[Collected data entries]
>>>>

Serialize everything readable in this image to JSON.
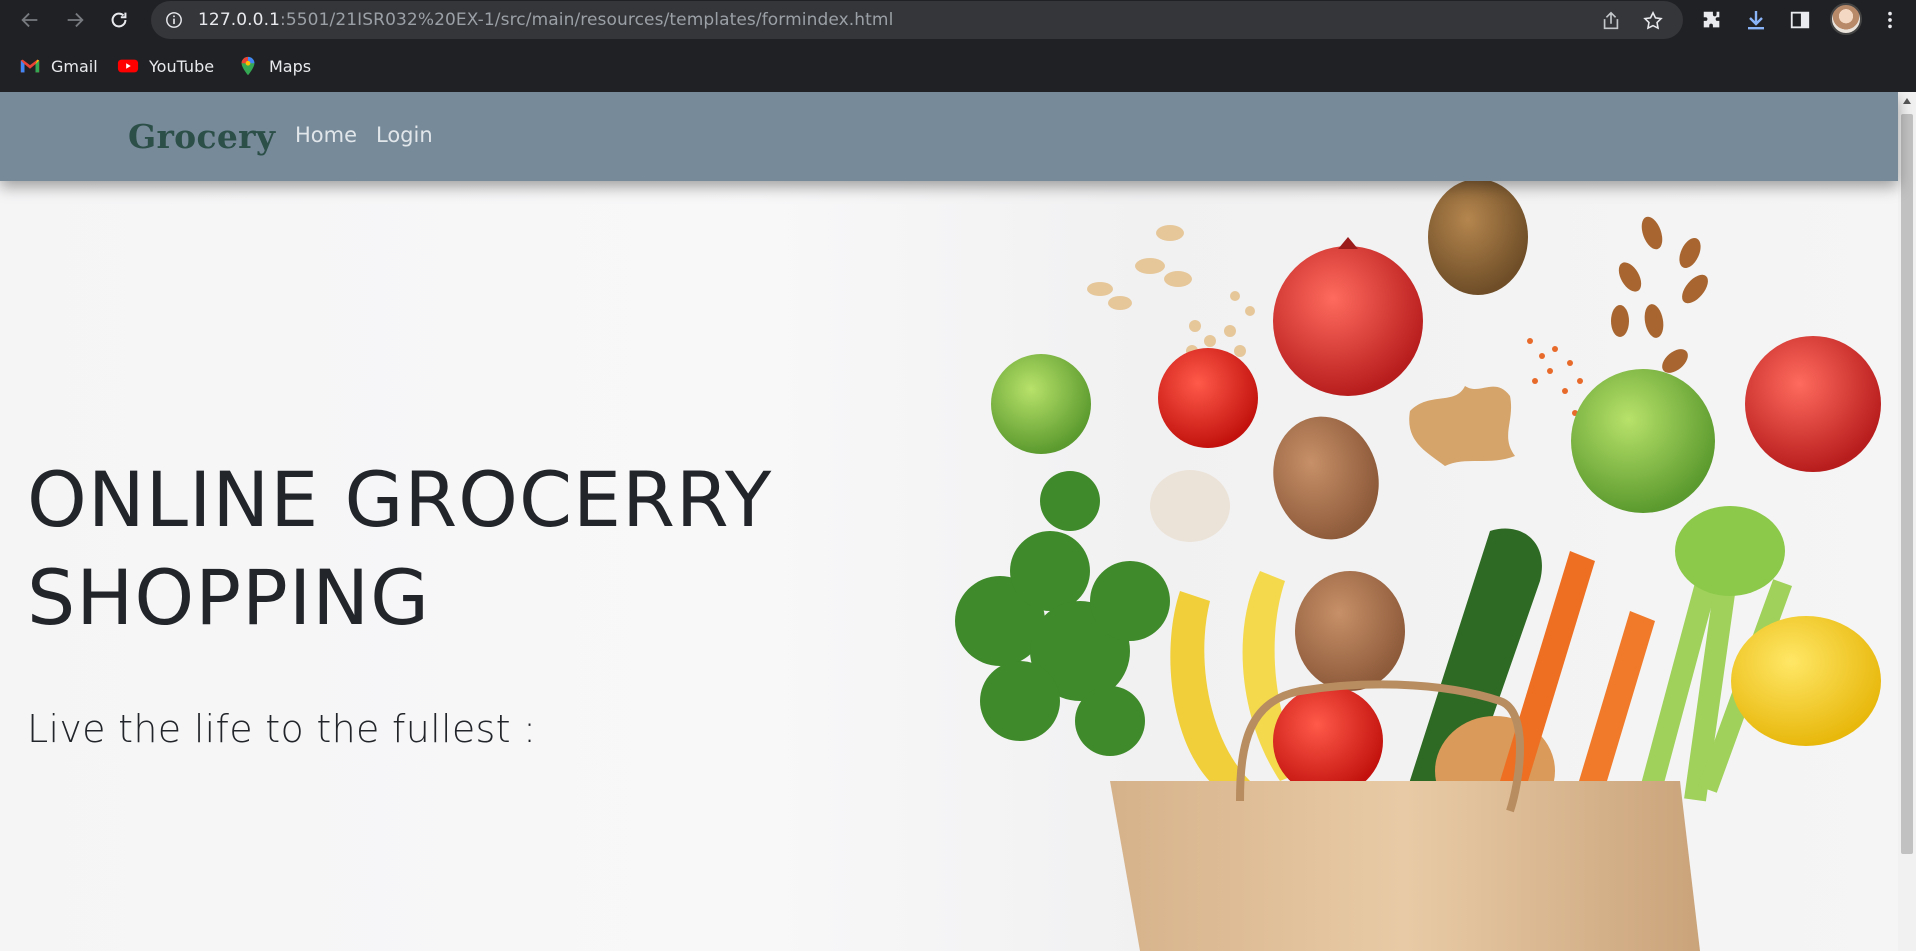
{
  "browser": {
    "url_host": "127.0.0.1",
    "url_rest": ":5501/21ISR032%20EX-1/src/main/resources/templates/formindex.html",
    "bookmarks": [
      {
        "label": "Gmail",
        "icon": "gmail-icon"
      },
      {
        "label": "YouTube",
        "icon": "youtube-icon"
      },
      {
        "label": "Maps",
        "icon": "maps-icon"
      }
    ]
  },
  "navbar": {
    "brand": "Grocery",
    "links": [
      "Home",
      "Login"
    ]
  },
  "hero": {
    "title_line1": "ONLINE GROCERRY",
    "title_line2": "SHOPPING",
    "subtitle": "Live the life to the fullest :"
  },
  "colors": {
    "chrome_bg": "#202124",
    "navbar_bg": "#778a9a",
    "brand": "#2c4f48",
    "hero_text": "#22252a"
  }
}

<<<<
>>>>

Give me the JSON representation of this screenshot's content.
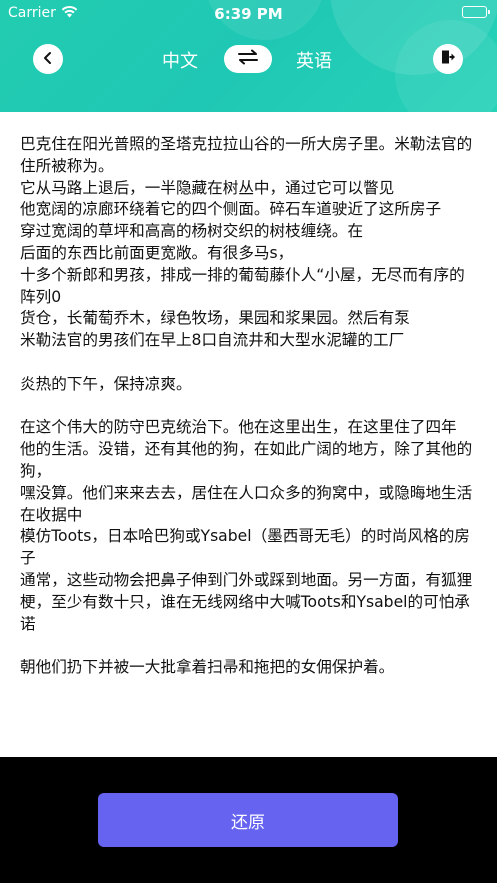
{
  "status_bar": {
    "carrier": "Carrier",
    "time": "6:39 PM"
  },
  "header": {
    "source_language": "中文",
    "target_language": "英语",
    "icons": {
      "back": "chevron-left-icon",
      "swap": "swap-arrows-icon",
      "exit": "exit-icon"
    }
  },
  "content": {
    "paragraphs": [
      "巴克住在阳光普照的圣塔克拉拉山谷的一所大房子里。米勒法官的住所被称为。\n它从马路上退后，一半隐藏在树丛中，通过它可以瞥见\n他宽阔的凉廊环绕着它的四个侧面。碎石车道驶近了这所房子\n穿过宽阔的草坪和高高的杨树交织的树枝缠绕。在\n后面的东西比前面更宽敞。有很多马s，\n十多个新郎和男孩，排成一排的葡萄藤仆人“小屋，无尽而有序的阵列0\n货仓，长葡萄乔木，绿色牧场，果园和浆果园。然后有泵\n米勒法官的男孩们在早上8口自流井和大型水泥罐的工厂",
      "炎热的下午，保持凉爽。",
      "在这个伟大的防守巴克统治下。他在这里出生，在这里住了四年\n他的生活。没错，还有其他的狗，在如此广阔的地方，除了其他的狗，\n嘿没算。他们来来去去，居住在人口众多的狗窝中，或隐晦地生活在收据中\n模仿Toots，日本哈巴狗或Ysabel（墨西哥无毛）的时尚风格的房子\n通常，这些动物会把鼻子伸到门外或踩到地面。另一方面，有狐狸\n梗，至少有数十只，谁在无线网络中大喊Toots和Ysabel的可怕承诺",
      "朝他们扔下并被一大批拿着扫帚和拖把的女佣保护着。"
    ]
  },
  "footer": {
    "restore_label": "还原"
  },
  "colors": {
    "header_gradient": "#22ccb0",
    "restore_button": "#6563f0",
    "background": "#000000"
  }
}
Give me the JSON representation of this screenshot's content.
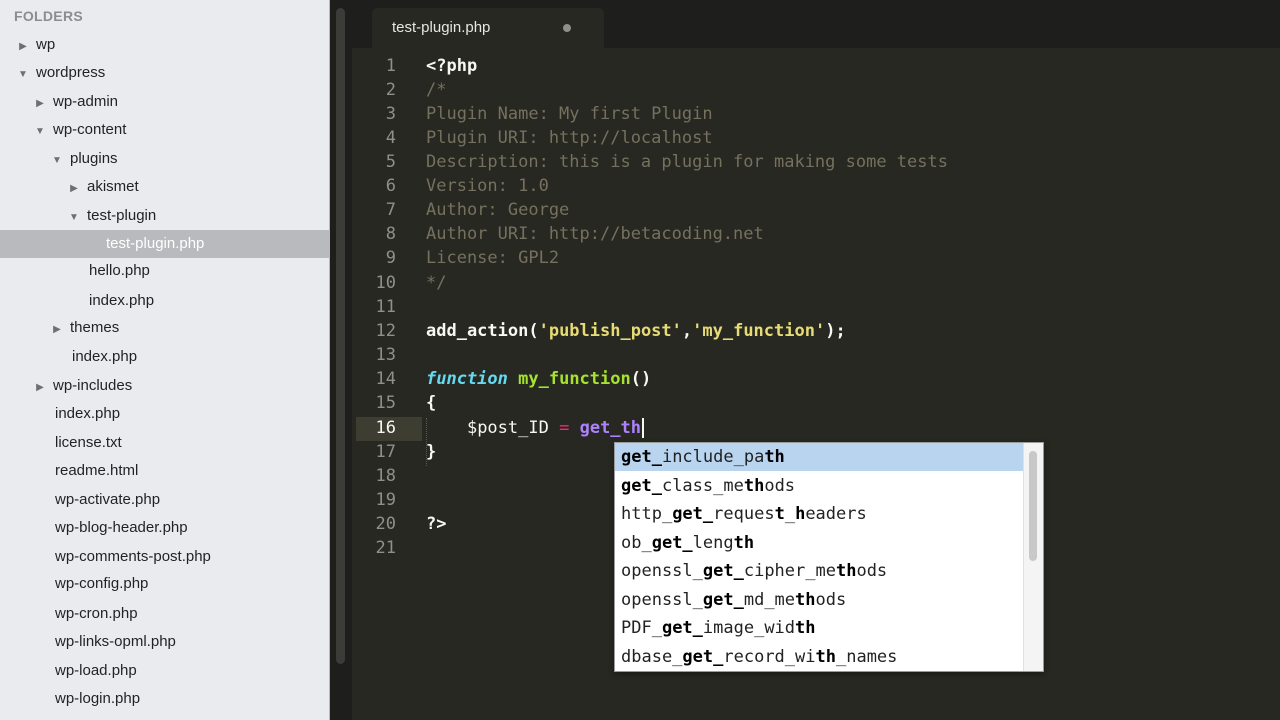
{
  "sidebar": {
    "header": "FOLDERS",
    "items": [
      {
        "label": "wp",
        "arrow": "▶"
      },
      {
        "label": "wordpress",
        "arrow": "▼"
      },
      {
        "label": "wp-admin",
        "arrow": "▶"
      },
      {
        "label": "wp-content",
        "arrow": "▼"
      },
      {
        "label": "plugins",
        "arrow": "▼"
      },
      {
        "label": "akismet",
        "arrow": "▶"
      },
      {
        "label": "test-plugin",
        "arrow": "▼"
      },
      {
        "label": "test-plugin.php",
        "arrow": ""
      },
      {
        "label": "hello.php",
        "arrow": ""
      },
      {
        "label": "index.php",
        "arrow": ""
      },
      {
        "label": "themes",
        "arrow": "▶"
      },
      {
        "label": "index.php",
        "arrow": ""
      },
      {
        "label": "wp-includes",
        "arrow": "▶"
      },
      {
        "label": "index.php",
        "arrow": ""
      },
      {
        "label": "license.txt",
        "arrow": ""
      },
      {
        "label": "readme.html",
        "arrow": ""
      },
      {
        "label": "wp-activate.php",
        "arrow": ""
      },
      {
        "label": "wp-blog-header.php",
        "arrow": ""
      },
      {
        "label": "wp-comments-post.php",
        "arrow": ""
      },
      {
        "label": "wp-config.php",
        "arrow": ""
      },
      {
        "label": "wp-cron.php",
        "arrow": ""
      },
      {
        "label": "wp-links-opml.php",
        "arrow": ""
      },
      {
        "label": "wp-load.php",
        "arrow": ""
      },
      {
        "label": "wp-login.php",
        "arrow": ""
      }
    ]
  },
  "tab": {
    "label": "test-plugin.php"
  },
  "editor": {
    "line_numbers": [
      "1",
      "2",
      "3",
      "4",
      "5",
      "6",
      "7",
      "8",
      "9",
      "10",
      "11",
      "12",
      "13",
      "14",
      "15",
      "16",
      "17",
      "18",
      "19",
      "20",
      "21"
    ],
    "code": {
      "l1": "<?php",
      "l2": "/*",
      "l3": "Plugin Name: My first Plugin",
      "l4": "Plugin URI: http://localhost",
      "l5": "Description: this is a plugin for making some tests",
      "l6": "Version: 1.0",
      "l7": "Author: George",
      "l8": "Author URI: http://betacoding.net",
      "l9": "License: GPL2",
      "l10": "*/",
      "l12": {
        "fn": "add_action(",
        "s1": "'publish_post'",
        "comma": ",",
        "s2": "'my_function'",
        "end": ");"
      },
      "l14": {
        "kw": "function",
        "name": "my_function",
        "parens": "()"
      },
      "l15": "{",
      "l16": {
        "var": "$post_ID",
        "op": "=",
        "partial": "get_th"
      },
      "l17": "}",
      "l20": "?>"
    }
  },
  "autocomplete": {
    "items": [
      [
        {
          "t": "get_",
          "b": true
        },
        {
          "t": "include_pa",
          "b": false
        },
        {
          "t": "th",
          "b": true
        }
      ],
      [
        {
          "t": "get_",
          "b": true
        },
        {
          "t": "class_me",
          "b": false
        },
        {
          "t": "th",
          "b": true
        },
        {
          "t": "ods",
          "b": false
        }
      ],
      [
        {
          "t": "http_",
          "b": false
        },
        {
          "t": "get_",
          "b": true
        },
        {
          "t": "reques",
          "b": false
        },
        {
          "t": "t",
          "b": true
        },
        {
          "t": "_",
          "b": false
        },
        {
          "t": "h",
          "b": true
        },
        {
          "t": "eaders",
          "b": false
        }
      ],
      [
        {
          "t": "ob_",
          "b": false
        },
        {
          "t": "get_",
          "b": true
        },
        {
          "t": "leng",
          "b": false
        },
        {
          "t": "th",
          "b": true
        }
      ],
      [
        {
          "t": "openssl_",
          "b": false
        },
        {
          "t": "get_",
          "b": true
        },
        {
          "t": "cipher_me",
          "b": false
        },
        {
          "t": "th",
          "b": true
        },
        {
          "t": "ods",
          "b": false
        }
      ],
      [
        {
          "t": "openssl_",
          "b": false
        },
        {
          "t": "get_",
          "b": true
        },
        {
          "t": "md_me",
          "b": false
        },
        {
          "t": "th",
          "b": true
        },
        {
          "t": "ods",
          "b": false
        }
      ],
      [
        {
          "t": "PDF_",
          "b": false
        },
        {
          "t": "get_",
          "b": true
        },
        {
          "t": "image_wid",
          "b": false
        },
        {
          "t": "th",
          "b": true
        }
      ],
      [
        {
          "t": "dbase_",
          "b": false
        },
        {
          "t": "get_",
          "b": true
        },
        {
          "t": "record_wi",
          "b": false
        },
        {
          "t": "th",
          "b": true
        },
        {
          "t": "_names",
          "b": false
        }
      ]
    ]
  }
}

<<<<
>>>>

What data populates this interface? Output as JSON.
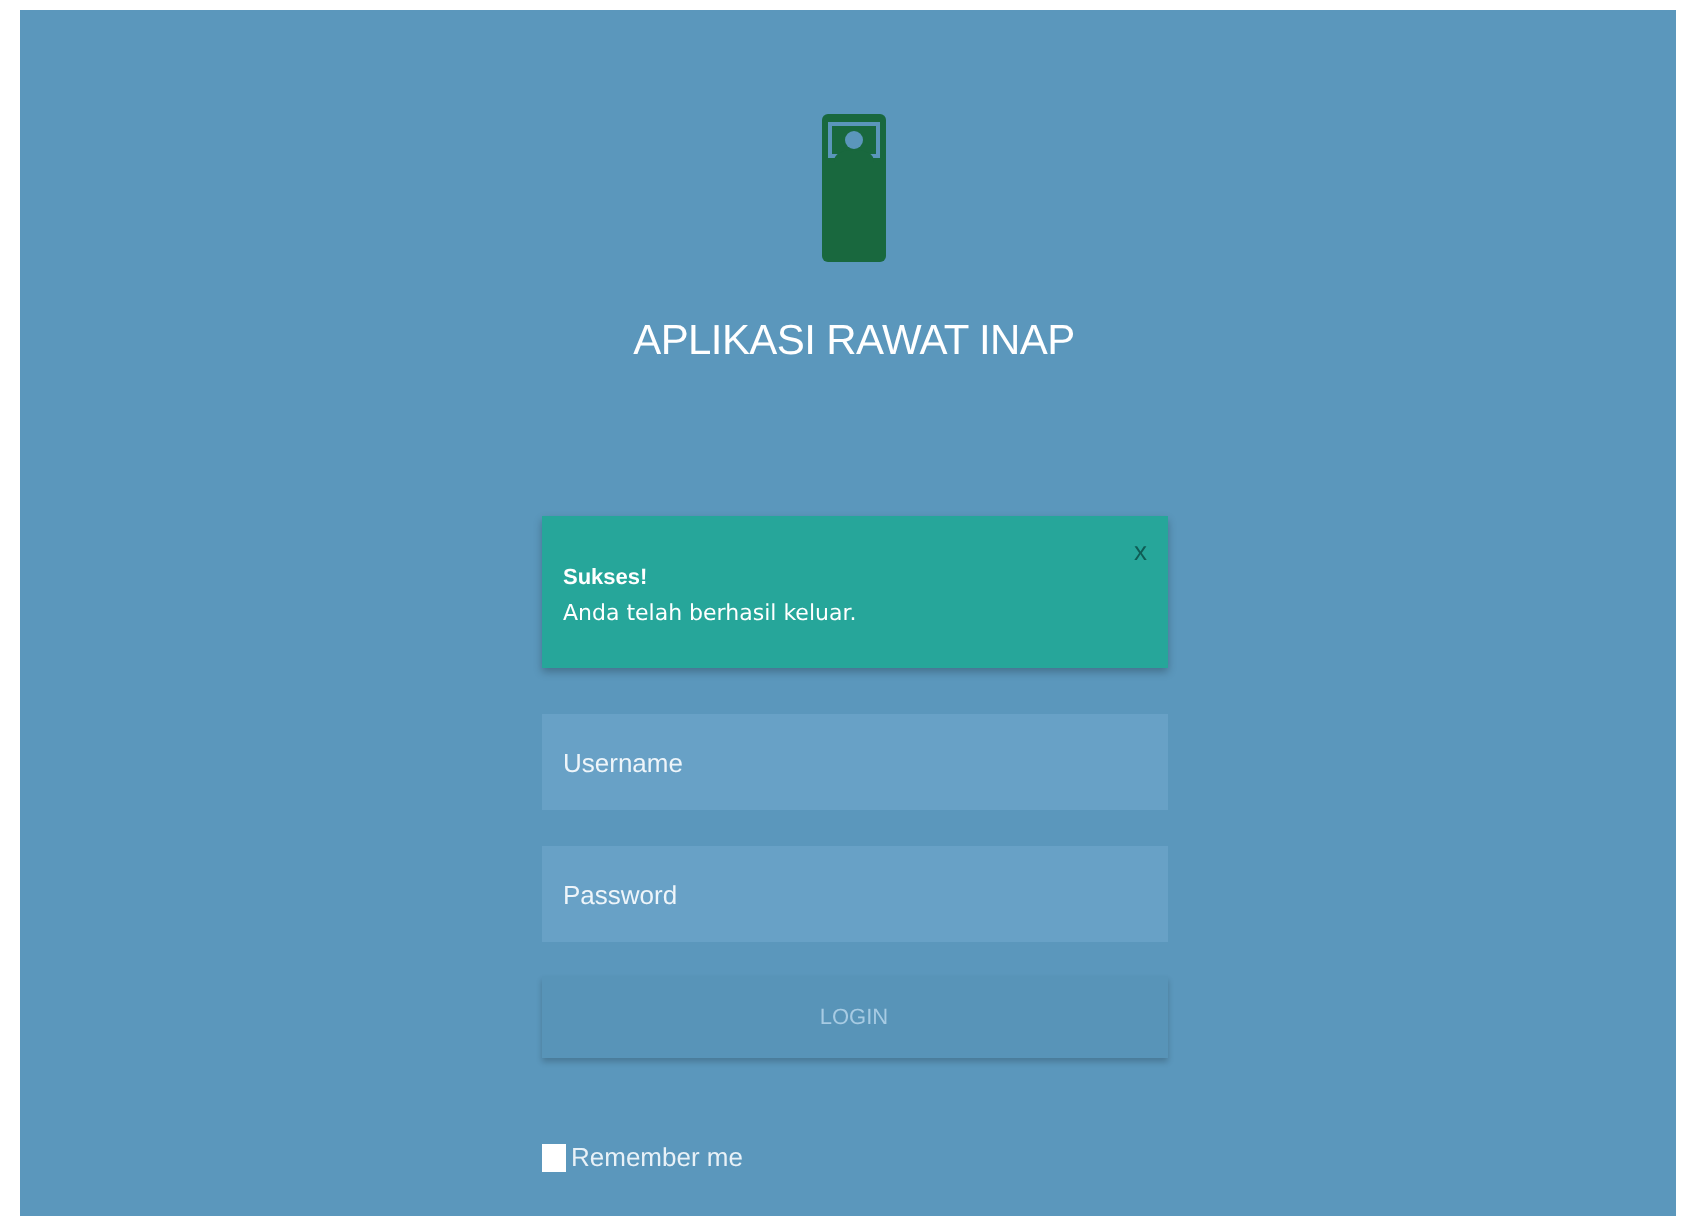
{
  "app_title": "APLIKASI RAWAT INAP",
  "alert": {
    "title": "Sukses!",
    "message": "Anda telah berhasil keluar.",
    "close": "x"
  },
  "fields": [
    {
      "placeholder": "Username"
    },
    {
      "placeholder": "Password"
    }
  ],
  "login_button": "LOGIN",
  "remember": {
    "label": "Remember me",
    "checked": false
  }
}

<<<<

Extract all lines from the material above that include the word "content".

> **SOLUTION TO THIS EXERCISE**
Give me the JSON representation of this screenshot's content.
  "content": {
Give me the JSON representation of this screenshot's content.
        "label": "wp-content",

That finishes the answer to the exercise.